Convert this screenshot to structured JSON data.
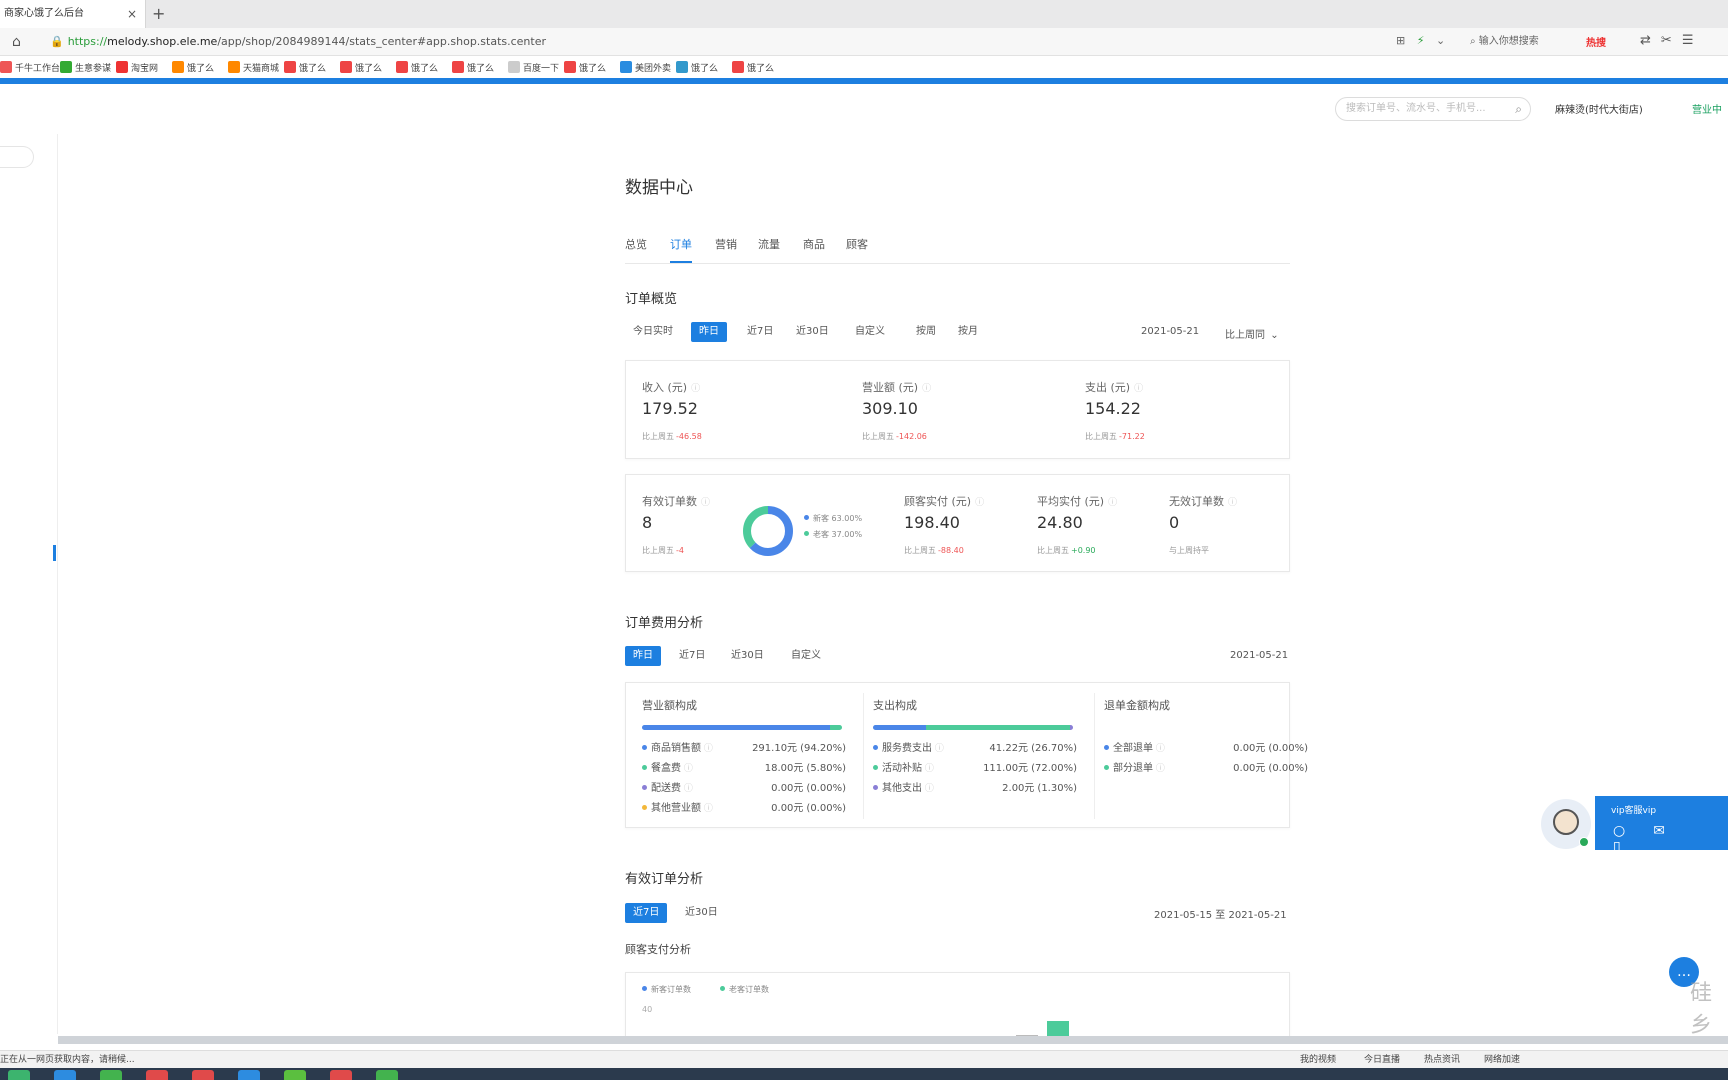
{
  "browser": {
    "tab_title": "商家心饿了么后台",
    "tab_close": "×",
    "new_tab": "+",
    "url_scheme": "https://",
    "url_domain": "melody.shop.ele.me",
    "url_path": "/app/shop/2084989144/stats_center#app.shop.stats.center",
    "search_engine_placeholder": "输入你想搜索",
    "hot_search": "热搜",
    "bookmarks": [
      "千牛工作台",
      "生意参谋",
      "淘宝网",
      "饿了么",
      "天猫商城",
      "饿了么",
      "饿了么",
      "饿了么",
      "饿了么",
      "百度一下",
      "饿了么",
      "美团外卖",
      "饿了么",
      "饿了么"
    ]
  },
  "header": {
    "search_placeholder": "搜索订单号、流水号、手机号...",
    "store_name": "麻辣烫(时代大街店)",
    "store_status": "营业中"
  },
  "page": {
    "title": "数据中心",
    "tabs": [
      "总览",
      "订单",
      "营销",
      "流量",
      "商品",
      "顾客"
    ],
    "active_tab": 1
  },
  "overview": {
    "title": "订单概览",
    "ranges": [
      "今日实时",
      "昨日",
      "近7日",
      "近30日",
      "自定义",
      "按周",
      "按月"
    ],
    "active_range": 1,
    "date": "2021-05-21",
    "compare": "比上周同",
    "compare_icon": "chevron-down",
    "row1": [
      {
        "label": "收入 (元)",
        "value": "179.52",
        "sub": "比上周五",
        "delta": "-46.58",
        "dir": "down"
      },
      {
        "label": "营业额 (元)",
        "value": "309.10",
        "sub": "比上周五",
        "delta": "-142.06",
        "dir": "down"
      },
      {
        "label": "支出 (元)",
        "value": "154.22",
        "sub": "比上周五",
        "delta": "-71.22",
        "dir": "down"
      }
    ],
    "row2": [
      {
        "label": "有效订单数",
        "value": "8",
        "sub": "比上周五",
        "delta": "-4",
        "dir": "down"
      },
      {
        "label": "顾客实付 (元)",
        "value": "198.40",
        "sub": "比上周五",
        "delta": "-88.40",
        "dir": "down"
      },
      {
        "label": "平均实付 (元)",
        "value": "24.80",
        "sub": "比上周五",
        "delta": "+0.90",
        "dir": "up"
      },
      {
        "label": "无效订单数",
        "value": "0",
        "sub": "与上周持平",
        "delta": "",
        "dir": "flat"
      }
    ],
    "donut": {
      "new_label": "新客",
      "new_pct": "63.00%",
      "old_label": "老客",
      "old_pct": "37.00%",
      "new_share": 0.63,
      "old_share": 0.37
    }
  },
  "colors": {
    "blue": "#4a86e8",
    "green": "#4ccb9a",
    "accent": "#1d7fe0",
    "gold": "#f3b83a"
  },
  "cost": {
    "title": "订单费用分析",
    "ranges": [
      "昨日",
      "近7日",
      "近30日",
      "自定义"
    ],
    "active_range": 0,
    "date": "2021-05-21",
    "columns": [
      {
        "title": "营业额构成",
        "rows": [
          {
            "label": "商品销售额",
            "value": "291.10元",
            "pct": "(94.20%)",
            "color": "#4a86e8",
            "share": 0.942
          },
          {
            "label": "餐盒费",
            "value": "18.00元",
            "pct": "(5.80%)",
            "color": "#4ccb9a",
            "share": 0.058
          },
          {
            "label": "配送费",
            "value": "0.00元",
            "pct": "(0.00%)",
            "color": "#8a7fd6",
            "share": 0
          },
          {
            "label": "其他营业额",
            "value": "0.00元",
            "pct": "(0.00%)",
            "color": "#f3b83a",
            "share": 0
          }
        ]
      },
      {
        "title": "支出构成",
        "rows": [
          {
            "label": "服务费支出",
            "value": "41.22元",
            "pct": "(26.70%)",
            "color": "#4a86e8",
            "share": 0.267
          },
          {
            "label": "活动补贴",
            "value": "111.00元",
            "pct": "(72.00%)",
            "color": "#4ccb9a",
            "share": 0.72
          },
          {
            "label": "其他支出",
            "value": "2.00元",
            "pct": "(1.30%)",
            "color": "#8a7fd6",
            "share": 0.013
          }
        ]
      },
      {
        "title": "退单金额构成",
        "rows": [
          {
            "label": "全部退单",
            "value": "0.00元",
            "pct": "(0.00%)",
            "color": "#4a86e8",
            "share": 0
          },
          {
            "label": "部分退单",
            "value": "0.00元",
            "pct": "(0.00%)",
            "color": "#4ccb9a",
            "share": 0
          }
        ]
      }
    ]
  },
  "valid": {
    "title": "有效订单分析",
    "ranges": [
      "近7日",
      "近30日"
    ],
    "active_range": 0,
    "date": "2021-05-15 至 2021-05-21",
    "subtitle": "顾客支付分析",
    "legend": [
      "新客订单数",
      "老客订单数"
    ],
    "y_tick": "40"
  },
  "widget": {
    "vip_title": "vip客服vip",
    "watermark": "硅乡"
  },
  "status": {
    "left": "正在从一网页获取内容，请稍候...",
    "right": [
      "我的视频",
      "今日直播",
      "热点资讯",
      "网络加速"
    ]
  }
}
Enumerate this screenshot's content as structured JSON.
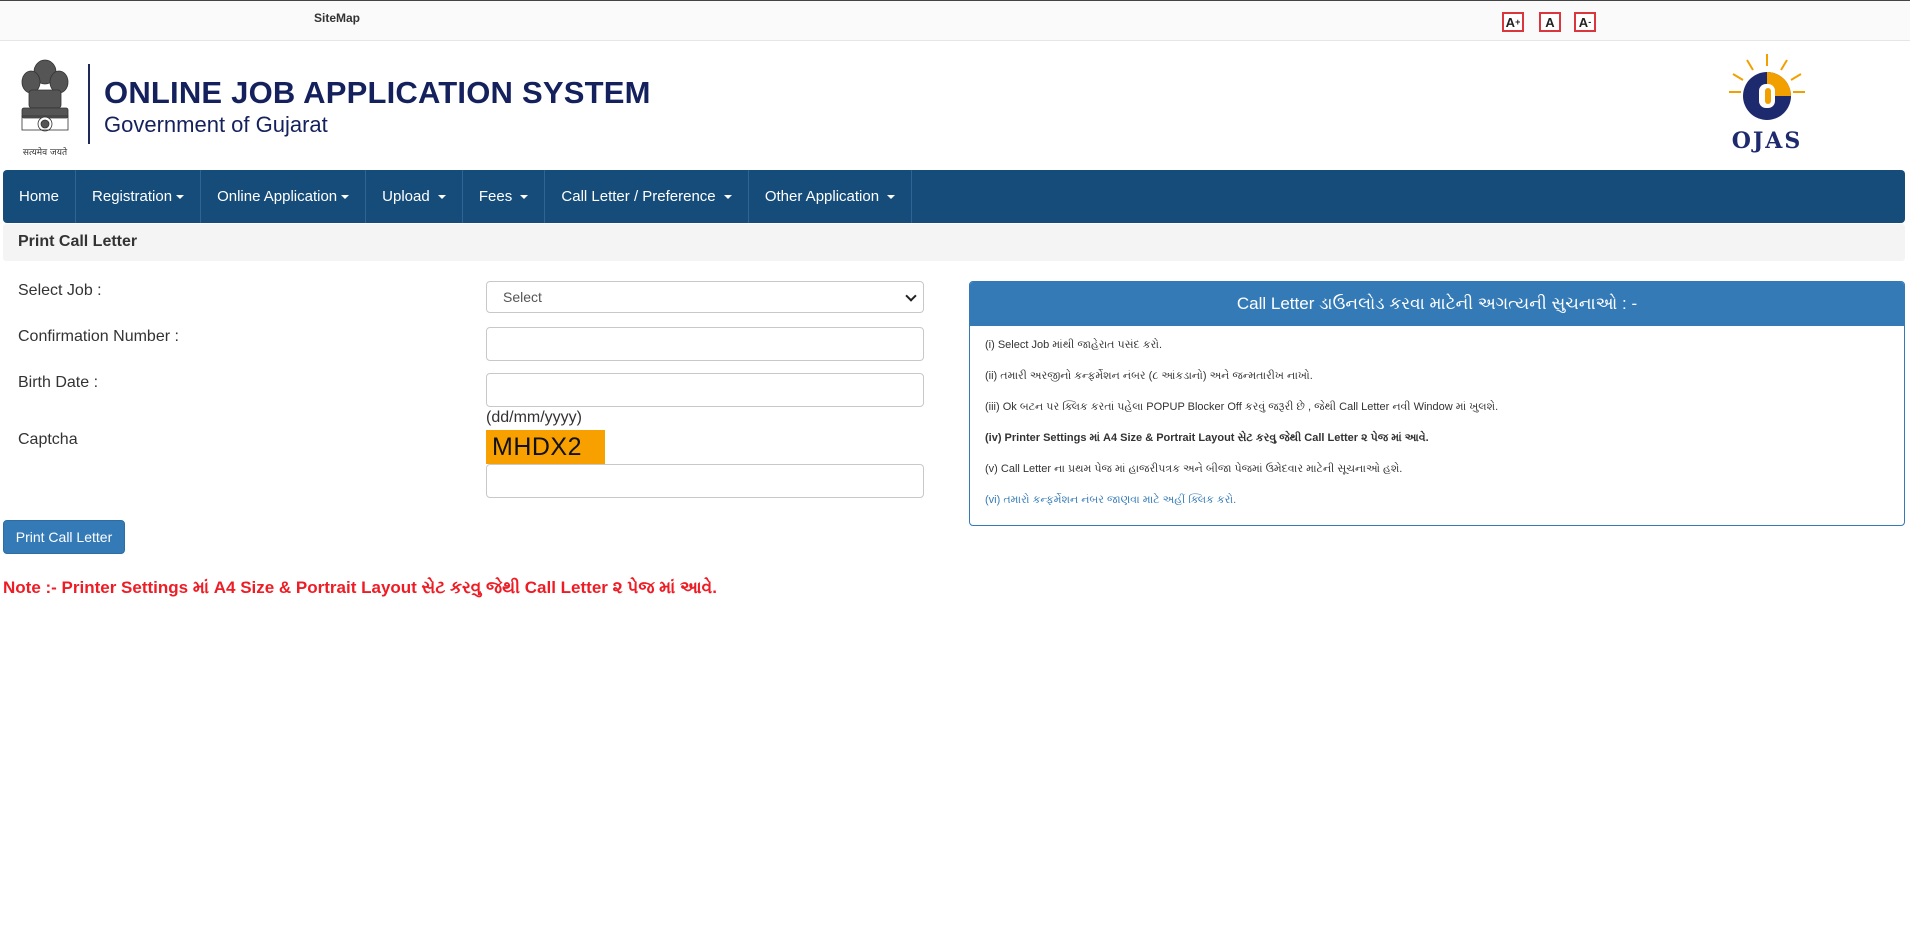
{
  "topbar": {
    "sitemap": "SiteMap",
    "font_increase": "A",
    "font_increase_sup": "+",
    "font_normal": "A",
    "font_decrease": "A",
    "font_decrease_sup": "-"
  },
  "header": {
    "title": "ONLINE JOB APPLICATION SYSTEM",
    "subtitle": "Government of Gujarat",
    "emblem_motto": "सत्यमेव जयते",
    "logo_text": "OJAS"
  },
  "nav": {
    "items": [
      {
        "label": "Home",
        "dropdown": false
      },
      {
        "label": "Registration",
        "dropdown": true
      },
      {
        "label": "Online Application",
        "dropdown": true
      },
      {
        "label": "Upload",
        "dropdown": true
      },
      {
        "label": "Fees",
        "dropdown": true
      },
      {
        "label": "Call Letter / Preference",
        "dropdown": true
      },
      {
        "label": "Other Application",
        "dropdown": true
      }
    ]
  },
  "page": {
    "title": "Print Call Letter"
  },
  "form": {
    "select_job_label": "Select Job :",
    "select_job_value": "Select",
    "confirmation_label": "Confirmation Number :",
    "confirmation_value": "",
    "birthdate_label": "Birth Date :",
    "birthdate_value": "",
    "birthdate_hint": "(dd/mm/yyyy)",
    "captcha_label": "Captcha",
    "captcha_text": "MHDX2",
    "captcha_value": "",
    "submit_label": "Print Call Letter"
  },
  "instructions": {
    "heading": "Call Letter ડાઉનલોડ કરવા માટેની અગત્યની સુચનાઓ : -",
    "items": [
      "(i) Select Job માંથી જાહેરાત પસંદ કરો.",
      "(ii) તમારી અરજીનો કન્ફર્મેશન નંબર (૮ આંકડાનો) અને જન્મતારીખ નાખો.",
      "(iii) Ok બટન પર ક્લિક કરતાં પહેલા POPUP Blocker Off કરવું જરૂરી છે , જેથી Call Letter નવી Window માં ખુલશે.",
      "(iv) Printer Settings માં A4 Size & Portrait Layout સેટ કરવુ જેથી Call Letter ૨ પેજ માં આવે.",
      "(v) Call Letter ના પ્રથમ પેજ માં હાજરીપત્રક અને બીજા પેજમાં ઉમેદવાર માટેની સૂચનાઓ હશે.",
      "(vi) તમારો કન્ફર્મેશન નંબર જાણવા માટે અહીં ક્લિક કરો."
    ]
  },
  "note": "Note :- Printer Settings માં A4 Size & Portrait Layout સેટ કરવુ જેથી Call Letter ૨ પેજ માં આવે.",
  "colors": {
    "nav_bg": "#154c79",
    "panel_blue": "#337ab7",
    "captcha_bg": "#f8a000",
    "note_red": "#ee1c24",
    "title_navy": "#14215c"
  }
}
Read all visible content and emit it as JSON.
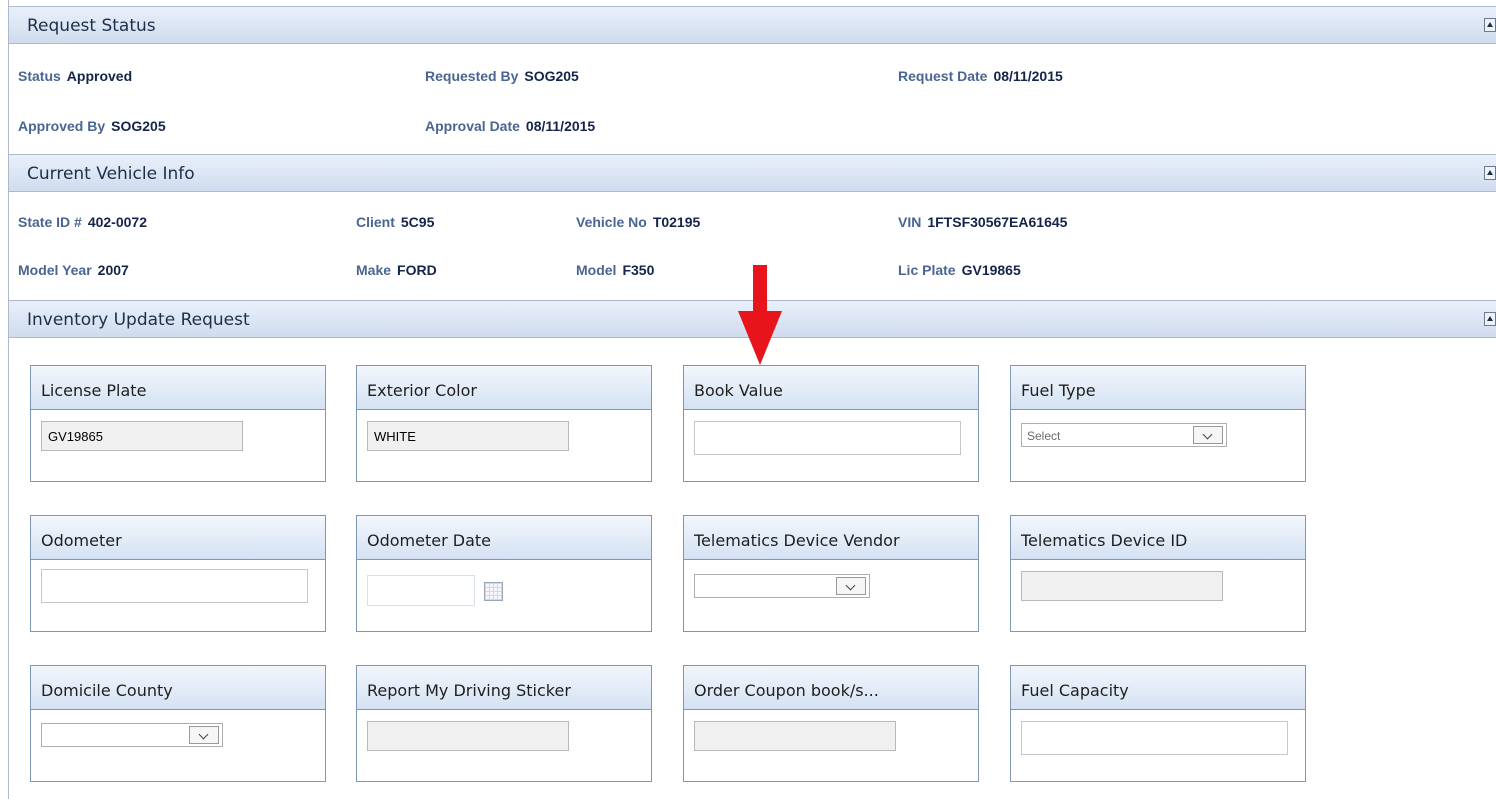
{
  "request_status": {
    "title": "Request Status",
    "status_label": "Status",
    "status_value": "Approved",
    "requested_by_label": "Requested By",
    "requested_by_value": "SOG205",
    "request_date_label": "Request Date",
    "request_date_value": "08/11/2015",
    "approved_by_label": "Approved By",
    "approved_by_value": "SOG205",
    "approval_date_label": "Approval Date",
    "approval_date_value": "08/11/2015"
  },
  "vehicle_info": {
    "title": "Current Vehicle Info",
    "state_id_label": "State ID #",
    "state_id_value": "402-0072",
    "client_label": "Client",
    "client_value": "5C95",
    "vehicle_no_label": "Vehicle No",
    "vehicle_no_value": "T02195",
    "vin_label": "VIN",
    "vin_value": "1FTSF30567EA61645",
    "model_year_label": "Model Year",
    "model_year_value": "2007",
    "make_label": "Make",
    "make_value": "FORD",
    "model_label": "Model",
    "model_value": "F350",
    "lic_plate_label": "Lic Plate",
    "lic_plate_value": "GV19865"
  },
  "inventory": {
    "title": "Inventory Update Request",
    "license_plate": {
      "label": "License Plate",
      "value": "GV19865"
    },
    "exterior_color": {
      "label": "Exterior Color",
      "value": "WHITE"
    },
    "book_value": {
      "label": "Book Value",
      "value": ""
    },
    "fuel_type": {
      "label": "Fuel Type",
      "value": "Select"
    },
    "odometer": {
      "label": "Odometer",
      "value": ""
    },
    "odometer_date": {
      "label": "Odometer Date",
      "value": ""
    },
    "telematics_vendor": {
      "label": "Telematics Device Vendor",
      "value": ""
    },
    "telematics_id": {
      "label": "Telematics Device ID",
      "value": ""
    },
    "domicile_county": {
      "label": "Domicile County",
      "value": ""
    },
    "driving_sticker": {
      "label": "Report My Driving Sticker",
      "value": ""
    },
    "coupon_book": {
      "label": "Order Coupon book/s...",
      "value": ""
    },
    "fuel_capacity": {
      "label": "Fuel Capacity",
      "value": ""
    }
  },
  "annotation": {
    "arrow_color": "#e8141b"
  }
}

• What the exercise asks:
Look through the entries above and report the number of lines that contain "subtitle". Write only the number.

• Completed exercise:
2